STATED TASK: Look for the string "malattia" in the lines and copy each line that has it.

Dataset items
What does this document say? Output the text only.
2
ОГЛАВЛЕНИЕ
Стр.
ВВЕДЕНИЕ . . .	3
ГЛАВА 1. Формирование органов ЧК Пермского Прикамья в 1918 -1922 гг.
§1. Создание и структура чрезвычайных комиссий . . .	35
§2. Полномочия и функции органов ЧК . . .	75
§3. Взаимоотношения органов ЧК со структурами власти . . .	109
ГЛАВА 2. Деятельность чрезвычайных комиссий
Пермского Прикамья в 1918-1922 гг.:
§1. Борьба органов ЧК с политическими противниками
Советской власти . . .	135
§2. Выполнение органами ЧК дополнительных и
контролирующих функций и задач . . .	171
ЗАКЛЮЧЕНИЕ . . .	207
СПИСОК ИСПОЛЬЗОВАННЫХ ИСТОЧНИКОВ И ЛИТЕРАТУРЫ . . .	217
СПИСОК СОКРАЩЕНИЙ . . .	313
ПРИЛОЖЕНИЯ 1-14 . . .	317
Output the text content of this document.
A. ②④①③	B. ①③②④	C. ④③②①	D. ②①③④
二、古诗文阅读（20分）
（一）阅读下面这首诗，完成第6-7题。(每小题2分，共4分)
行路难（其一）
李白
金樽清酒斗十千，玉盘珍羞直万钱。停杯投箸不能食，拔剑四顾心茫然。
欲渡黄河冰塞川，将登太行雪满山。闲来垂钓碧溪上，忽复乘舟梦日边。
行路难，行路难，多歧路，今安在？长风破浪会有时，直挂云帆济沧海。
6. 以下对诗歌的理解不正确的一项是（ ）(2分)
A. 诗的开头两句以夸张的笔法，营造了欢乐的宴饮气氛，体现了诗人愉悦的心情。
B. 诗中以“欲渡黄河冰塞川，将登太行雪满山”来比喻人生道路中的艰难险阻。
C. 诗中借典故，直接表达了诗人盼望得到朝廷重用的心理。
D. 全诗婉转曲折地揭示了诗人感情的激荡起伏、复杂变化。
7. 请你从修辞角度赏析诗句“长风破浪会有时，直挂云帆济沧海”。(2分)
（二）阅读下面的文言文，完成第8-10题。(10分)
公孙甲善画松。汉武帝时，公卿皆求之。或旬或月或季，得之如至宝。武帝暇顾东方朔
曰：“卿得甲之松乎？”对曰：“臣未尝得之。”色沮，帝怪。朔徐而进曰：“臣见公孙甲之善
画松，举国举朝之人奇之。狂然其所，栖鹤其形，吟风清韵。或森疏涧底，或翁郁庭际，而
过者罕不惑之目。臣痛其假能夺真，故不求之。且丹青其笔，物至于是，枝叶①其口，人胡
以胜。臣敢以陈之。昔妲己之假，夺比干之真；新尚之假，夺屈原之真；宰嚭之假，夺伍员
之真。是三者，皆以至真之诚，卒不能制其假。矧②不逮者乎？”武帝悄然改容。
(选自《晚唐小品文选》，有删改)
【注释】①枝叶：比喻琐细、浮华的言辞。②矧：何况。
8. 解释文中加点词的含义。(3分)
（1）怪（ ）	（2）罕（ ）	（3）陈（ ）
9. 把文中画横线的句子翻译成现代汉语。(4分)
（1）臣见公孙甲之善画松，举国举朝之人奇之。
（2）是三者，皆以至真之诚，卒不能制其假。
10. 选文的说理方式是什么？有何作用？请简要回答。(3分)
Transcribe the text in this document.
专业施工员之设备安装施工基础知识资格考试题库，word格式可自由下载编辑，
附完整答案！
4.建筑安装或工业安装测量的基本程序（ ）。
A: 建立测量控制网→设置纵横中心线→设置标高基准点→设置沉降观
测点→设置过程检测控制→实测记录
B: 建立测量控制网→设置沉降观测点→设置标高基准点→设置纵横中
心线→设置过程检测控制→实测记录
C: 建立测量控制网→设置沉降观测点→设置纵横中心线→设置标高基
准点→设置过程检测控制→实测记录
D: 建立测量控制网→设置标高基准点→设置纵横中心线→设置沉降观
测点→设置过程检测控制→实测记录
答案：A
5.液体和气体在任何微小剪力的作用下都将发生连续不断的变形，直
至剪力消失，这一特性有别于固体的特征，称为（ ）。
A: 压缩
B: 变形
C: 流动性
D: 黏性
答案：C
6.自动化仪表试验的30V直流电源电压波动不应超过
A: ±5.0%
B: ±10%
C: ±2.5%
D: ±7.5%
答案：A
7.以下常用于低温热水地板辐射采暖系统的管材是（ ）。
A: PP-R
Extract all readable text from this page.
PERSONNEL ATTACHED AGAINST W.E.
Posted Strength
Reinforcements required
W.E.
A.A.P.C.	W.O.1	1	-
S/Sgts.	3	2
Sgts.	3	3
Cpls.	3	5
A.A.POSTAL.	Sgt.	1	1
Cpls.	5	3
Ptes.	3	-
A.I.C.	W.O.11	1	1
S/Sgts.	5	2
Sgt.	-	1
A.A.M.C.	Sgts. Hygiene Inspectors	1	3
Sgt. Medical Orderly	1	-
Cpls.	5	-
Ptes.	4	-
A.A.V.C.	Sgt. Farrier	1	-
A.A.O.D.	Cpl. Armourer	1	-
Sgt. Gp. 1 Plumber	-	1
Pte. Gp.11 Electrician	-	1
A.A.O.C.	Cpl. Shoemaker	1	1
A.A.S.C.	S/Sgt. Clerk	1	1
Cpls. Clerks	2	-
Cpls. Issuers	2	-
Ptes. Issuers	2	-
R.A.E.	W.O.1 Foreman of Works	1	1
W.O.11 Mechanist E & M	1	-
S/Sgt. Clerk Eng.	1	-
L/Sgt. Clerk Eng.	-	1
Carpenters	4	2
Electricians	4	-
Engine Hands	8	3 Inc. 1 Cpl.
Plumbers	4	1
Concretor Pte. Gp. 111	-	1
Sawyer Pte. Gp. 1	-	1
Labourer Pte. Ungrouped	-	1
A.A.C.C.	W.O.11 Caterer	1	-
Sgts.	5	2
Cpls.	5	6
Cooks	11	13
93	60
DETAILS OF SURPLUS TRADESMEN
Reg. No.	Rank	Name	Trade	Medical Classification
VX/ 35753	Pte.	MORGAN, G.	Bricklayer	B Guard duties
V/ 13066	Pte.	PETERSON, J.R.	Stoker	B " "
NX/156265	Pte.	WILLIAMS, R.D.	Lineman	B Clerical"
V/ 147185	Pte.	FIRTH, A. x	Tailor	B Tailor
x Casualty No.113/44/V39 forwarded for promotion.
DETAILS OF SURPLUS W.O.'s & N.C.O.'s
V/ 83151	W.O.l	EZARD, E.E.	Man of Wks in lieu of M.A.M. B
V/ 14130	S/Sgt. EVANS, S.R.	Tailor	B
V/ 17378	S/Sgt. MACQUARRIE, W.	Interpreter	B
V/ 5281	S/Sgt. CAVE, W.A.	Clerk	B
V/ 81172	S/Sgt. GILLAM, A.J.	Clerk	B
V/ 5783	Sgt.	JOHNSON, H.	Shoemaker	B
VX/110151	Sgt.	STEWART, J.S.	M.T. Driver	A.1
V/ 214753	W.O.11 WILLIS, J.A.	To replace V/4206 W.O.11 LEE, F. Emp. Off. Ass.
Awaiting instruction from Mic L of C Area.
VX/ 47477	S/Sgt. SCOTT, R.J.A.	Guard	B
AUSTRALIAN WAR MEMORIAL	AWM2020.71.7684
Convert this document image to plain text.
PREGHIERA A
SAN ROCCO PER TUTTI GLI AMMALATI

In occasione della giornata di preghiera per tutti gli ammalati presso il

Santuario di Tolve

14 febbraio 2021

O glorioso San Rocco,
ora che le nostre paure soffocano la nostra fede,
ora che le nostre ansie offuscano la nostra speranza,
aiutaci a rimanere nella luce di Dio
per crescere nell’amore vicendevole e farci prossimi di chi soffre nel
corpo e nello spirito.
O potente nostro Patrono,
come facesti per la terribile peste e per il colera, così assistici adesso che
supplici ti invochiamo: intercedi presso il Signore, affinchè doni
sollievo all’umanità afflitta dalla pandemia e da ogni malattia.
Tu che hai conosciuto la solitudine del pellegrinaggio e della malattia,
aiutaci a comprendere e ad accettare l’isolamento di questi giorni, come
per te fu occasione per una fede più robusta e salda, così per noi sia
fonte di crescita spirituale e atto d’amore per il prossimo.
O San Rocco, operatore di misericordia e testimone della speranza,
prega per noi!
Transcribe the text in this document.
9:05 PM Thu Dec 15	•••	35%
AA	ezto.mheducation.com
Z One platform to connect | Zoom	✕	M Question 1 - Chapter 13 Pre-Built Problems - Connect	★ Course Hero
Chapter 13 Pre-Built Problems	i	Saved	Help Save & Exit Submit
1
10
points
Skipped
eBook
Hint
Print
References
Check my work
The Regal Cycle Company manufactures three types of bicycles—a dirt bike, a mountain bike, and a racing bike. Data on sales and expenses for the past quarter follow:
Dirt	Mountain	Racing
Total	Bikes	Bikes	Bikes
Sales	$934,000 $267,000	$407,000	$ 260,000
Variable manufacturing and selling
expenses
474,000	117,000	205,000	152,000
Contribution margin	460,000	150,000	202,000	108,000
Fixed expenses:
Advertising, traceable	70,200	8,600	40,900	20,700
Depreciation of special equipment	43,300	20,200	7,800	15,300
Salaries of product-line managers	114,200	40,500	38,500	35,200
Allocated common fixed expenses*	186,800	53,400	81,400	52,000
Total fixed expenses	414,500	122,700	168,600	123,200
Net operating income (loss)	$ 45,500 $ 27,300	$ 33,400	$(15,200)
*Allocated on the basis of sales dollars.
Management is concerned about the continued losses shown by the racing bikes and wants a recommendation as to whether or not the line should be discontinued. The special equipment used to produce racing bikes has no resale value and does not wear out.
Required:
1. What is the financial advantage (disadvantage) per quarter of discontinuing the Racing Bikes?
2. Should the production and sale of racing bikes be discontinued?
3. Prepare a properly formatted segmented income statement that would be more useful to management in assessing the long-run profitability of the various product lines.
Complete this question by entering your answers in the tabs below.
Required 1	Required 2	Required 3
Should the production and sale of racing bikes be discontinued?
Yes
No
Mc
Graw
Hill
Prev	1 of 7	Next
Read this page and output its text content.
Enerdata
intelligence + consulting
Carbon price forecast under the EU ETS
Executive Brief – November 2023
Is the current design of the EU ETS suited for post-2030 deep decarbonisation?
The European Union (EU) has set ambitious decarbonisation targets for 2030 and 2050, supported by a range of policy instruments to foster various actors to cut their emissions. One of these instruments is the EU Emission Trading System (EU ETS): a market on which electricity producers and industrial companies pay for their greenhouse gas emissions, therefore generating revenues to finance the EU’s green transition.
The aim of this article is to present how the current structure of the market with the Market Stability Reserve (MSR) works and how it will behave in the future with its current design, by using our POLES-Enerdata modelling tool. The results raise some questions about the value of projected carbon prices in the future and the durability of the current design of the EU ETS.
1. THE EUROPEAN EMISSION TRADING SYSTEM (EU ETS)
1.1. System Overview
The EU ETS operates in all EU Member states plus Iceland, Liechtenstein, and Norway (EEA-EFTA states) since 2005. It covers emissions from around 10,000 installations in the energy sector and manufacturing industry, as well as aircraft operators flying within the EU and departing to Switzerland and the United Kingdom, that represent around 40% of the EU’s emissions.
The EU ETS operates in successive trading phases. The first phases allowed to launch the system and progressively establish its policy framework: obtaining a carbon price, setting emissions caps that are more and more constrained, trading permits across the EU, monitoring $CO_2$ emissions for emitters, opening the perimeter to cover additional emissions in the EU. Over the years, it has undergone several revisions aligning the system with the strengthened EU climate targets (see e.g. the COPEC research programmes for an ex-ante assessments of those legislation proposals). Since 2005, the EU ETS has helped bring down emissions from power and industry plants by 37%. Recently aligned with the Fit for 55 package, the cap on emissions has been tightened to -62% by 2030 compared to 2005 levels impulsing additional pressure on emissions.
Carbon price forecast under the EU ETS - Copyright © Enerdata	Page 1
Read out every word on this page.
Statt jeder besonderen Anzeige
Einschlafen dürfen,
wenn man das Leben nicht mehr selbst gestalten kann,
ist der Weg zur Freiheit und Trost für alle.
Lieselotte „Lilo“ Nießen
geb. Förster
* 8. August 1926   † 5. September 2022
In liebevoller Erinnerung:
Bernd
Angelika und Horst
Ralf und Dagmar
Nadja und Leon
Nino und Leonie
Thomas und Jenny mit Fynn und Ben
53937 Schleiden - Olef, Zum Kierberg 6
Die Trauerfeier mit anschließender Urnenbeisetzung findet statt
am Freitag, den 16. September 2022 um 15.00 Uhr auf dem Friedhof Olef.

EXERCISE OUTPUT:
sollievo all’umanità afflitta dalla pandemia e da ogni malattia.
Tu che hai conosciuto la solitudine del pellegrinaggio e della malattia,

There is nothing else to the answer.